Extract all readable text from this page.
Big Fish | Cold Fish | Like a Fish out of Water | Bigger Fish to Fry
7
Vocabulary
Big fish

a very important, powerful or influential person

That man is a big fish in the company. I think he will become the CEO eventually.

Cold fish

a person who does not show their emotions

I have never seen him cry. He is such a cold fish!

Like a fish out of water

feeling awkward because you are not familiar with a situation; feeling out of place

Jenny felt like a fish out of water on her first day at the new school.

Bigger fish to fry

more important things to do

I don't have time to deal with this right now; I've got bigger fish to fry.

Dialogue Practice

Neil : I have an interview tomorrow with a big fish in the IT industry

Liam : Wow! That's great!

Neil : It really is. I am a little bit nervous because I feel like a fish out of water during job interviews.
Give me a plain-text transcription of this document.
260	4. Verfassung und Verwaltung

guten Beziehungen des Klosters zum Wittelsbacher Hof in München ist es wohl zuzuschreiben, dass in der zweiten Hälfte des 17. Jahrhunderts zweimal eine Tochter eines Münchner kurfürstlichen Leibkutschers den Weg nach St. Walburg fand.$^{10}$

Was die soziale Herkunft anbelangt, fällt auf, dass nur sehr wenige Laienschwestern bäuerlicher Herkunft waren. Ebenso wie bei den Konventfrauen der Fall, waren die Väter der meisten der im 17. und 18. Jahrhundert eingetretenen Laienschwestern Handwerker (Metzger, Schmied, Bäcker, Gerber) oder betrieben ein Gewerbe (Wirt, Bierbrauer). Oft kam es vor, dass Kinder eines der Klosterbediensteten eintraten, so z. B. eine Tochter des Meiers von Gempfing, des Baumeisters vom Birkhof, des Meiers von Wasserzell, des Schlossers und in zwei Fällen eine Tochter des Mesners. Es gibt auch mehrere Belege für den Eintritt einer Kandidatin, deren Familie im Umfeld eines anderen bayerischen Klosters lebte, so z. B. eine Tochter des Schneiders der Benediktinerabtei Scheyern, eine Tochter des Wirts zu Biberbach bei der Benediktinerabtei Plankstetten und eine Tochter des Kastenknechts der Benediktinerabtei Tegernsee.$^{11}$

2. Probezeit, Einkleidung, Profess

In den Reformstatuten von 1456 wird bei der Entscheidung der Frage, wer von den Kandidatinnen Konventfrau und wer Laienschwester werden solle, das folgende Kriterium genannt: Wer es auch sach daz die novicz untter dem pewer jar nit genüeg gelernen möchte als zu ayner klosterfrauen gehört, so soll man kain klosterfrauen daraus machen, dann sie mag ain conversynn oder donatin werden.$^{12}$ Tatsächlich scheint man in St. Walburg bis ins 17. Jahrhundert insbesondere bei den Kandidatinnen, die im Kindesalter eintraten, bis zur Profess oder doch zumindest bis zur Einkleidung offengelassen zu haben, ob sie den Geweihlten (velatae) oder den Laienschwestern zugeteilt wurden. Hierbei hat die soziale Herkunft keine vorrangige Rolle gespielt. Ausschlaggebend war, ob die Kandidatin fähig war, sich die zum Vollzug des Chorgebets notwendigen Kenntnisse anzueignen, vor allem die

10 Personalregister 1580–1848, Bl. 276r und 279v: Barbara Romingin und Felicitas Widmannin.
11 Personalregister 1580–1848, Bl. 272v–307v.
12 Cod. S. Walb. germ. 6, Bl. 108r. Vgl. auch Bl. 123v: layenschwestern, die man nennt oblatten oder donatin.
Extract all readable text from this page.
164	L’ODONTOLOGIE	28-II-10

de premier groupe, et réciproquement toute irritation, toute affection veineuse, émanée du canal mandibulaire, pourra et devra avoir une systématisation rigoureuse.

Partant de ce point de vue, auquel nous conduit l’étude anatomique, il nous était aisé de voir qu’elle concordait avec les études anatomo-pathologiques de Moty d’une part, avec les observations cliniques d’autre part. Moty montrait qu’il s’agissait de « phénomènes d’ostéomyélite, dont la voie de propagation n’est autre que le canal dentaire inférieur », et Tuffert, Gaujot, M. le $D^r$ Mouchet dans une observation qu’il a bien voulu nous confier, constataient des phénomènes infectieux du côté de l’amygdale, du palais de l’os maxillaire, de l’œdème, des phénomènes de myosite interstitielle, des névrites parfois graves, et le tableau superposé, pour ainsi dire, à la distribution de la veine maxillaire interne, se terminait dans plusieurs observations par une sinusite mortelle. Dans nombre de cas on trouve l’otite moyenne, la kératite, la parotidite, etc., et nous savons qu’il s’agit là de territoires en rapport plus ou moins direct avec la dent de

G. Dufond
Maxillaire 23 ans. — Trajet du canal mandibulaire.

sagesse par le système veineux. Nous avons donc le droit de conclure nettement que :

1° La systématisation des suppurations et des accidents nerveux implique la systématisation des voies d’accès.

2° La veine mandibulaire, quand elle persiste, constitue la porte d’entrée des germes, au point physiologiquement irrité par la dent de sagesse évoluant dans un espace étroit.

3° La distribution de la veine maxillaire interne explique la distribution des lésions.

◇ ◇ ◇ ◇

Find "Neil". Copy every line it occurs in.

Neil : I have an interview tomorrow with a big fish in the IT industry
Neil : It really is. I am a little bit nervous because I feel like a fish out of water during job interviews.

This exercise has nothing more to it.